## INPUT ROWS
***

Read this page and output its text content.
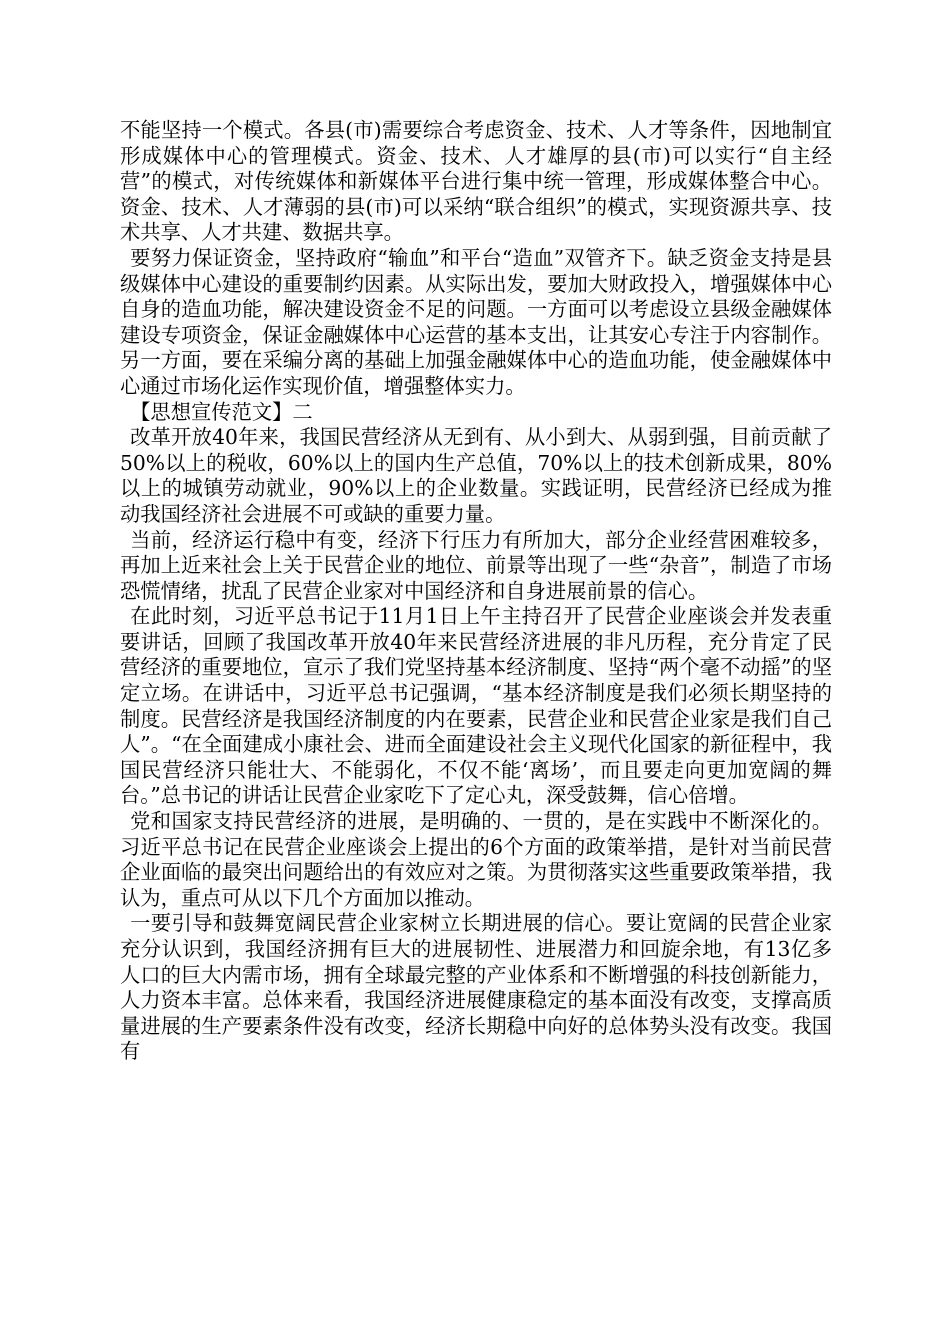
不能坚持一个模式。各县(市)需要综合考虑资金、技术、人才等条件，因地制宜形成媒体中心的管理模式。资金、技术、人才雄厚的县(市)可以实行“自主经营”的模式，对传统媒体和新媒体平台进行集中统一管理，形成媒体整合中心。资金、技术、人才薄弱的县(市)可以采纳“联合组织”的模式，实现资源共享、技术共享、人才共建、数据共享。

要努力保证资金，坚持政府“输血”和平台“造血”双管齐下。缺乏资金支持是县级媒体中心建设的重要制约因素。从实际出发，要加大财政投入，增强媒体中心自身的造血功能，解决建设资金不足的问题。一方面可以考虑设立县级金融媒体建设专项资金，保证金融媒体中心运营的基本支出，让其安心专注于内容制作。另一方面，要在采编分离的基础上加强金融媒体中心的造血功能，使金融媒体中心通过市场化运作实现价值，增强整体实力。

【思想宣传范文】二

改革开放40年来，我国民营经济从无到有、从小到大、从弱到强，目前贡献了50%以上的税收，60%以上的国内生产总值，70%以上的技术创新成果，80%以上的城镇劳动就业，90%以上的企业数量。实践证明，民营经济已经成为推动我国经济社会进展不可或缺的重要力量。

当前，经济运行稳中有变，经济下行压力有所加大，部分企业经营困难较多，再加上近来社会上关于民营企业的地位、前景等出现了一些“杂音”，制造了市场恐慌情绪，扰乱了民营企业家对中国经济和自身进展前景的信心。

在此时刻，习近平总书记于11月1日上午主持召开了民营企业座谈会并发表重要讲话，回顾了我国改革开放40年来民营经济进展的非凡历程，充分肯定了民营经济的重要地位，宣示了我们党坚持基本经济制度、坚持“两个毫不动摇”的坚定立场。在讲话中，习近平总书记强调，“基本经济制度是我们必须长期坚持的制度。民营经济是我国经济制度的内在要素，民营企业和民营企业家是我们自己人”。“在全面建成小康社会、进而全面建设社会主义现代化国家的新征程中，我国民营经济只能壮大、不能弱化，不仅不能‘离场’，而且要走向更加宽阔的舞台。”总书记的讲话让民营企业家吃下了定心丸，深受鼓舞，信心倍增。

党和国家支持民营经济的进展，是明确的、一贯的，是在实践中不断深化的。习近平总书记在民营企业座谈会上提出的6个方面的政策举措，是针对当前民营企业面临的最突出问题给出的有效应对之策。为贯彻落实这些重要政策举措，我认为，重点可从以下几个方面加以推动。

一要引导和鼓舞宽阔民营企业家树立长期进展的信心。要让宽阔的民营企业家充分认识到，我国经济拥有巨大的进展韧性、进展潜力和回旋余地，有13亿多人口的巨大内需市场，拥有全球最完整的产业体系和不断增强的科技创新能力，人力资本丰富。总体来看，我国经济进展健康稳定的基本面没有改变，支撑高质量进展的生产要素条件没有改变，经济长期稳中向好的总体势头没有改变。我国有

***

## WHAT YOU HAVE TO DO
Return all the entries word for word, but omit any pictures they contain.

## THE REPLY
Read this page and output its text content.
不能坚持一个模式。各县(市)需要综合考虑资金、技术、人才等条件，因地制宜形成媒体中心的管理模式。资金、技术、人才雄厚的县(市)可以实行“自主经营”的模式，对传统媒体和新媒体平台进行集中统一管理，形成媒体整合中心。资金、技术、人才薄弱的县(市)可以采纳“联合组织”的模式，实现资源共享、技术共享、人才共建、数据共享。

要努力保证资金，坚持政府“输血”和平台“造血”双管齐下。缺乏资金支持是县级媒体中心建设的重要制约因素。从实际出发，要加大财政投入，增强媒体中心自身的造血功能，解决建设资金不足的问题。一方面可以考虑设立县级金融媒体建设专项资金，保证金融媒体中心运营的基本支出，让其安心专注于内容制作。另一方面，要在采编分离的基础上加强金融媒体中心的造血功能，使金融媒体中心通过市场化运作实现价值，增强整体实力。

【思想宣传范文】二

改革开放40年来，我国民营经济从无到有、从小到大、从弱到强，目前贡献了50%以上的税收，60%以上的国内生产总值，70%以上的技术创新成果，80%以上的城镇劳动就业，90%以上的企业数量。实践证明，民营经济已经成为推动我国经济社会进展不可或缺的重要力量。

当前，经济运行稳中有变，经济下行压力有所加大，部分企业经营困难较多，再加上近来社会上关于民营企业的地位、前景等出现了一些“杂音”，制造了市场恐慌情绪，扰乱了民营企业家对中国经济和自身进展前景的信心。

在此时刻，习近平总书记于11月1日上午主持召开了民营企业座谈会并发表重要讲话，回顾了我国改革开放40年来民营经济进展的非凡历程，充分肯定了民营经济的重要地位，宣示了我们党坚持基本经济制度、坚持“两个毫不动摇”的坚定立场。在讲话中，习近平总书记强调，“基本经济制度是我们必须长期坚持的制度。民营经济是我国经济制度的内在要素，民营企业和民营企业家是我们自己人”。“在全面建成小康社会、进而全面建设社会主义现代化国家的新征程中，我国民营经济只能壮大、不能弱化，不仅不能‘离场’，而且要走向更加宽阔的舞台。”总书记的讲话让民营企业家吃下了定心丸，深受鼓舞，信心倍增。

党和国家支持民营经济的进展，是明确的、一贯的，是在实践中不断深化的。习近平总书记在民营企业座谈会上提出的6个方面的政策举措，是针对当前民营企业面临的最突出问题给出的有效应对之策。为贯彻落实这些重要政策举措，我认为，重点可从以下几个方面加以推动。

一要引导和鼓舞宽阔民营企业家树立长期进展的信心。要让宽阔的民营企业家充分认识到，我国经济拥有巨大的进展韧性、进展潜力和回旋余地，有13亿多人口的巨大内需市场，拥有全球最完整的产业体系和不断增强的科技创新能力，人力资本丰富。总体来看，我国经济进展健康稳定的基本面没有改变，支撑高质量进展的生产要素条件没有改变，经济长期稳中向好的总体势头没有改变。我国有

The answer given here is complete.